Arbeitsauftrag 1. Entnimm dem Forenauszug über das Notebook wortgetreu den Abschnitt, der bei den Worten "Ich denke auch, dass" anfängt und nach "besitzer zu finden." aufhört.
Arbeitsauftrag 2. In welchen Bereichen soll das Notebook laut dem Forenauszug über das Notebook leise sein?
Arbeitsauftrag 3. Schreibe den Forenauszug über das Notebook im Anschluss an seinen letzten Satz weiter.

Vorliegender Auszug.
-.-.-

Mir ist auch klar, dass bei High-End-Spielen die Kiste laut werden wird. Im Office-, Surf- und Normalspielbereich sollte sie halt leise sein.

Ich denke auch, dass durch die Größe des Notebooks die Kühlung besser möglich sein sollte als in einem 15er.

Toll wäre es, wenn jemand wirklich schon das besagte Modell hat und von seinen Erfahrungen berichten kann.


----------



## Herbboy (1. Februar 2010)

Das Modell gibt es ja erst eit 1-2 Wochen - wierd schwer, da besitzer zu finden.

Aber wie gesagt: die modernen Gertäe sind zumindest bei office nie laut.

-.-.-

(Einträge mit Begrenzungsrahmen)
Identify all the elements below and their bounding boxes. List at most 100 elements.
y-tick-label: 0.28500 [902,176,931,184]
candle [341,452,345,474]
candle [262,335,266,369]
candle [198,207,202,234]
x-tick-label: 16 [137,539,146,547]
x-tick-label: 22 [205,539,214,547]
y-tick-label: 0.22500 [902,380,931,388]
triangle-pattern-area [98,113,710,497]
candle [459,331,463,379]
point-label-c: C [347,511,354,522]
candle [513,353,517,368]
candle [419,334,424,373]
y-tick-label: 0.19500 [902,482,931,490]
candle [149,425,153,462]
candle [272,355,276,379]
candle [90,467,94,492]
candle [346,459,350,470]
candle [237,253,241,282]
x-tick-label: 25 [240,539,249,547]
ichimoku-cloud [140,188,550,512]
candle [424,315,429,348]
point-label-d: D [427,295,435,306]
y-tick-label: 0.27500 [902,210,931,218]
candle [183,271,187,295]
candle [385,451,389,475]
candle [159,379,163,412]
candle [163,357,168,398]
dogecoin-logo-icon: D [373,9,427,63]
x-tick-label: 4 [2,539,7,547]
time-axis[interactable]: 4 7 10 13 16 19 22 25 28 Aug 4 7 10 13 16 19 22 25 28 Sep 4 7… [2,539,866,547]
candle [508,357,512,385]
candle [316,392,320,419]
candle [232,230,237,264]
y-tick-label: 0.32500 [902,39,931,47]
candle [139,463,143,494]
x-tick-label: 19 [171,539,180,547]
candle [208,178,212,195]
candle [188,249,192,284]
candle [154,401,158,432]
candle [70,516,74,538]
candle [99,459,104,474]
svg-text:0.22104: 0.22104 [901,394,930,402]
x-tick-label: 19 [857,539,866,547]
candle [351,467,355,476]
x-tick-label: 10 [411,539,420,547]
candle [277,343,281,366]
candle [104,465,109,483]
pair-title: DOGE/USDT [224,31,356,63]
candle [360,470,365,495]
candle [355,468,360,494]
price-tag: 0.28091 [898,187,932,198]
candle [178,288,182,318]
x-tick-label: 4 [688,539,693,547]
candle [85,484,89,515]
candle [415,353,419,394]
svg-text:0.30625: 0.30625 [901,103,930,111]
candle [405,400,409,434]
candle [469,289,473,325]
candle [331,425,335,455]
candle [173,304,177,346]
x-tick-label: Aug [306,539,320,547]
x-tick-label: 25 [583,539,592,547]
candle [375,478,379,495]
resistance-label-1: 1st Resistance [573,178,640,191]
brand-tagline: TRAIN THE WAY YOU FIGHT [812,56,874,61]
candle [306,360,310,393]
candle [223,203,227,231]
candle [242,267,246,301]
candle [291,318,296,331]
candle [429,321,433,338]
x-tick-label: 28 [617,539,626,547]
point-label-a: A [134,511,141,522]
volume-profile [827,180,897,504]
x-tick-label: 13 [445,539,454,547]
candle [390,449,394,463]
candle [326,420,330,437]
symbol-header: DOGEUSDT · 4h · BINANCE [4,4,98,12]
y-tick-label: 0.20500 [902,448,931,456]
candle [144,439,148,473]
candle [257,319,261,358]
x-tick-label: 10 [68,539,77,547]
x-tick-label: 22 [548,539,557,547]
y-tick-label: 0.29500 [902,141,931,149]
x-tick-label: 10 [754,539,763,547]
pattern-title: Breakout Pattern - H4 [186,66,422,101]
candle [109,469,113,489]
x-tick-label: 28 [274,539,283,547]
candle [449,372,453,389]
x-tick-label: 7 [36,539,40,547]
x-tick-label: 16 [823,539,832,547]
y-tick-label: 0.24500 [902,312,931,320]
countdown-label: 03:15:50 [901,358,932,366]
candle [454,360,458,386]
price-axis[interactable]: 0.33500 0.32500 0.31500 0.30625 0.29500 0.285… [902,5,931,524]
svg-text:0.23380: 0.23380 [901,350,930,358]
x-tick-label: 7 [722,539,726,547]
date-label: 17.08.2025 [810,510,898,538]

-.-.-

Lösung 1.
Ich denke auch, dass durch die Größe des Notebooks die Kühlung besser möglich sein sollte als in einem 15er.

Toll wäre es, wenn jemand wirklich schon das besagte Modell hat und von seinen Erfahrungen berichten kann.


----------



## Herbboy (1. Februar 2010)

Das Modell gibt es ja erst eit 1-2 Wochen - wierd schwer, da besitzer zu finden.

Lösung 2. Im Office-, Surf- und Normalspielbereich.

Lösung 3.
Selbst mein jetziges 15,4er acer hat einen T7700 und eine 8600m - grad die Graka gilt als Hitzkopf. Unter Office hab ich trotzdem nur ein leises rauschen. Beim Spielen dreht der lüfter dann halt auch öfter auf, und WENN das passiert, hört sich das ein bisschen so an, als würd einer in der Etage über mir sich grad fönen   Aber eben "weit weg", nicht so laut, als sei einer direkt nebenan 

Vlt. findest du ja hier noch was: Notebooks Tests, Tipps und News rund um Laptops auf notebookjournal.de  such halt nach 8942G, nicht nach GENAU Deinem Modell. Wenn die anderen 8942G mit besserer CPU/Graka leise sind, dann "Dein" Modell auch.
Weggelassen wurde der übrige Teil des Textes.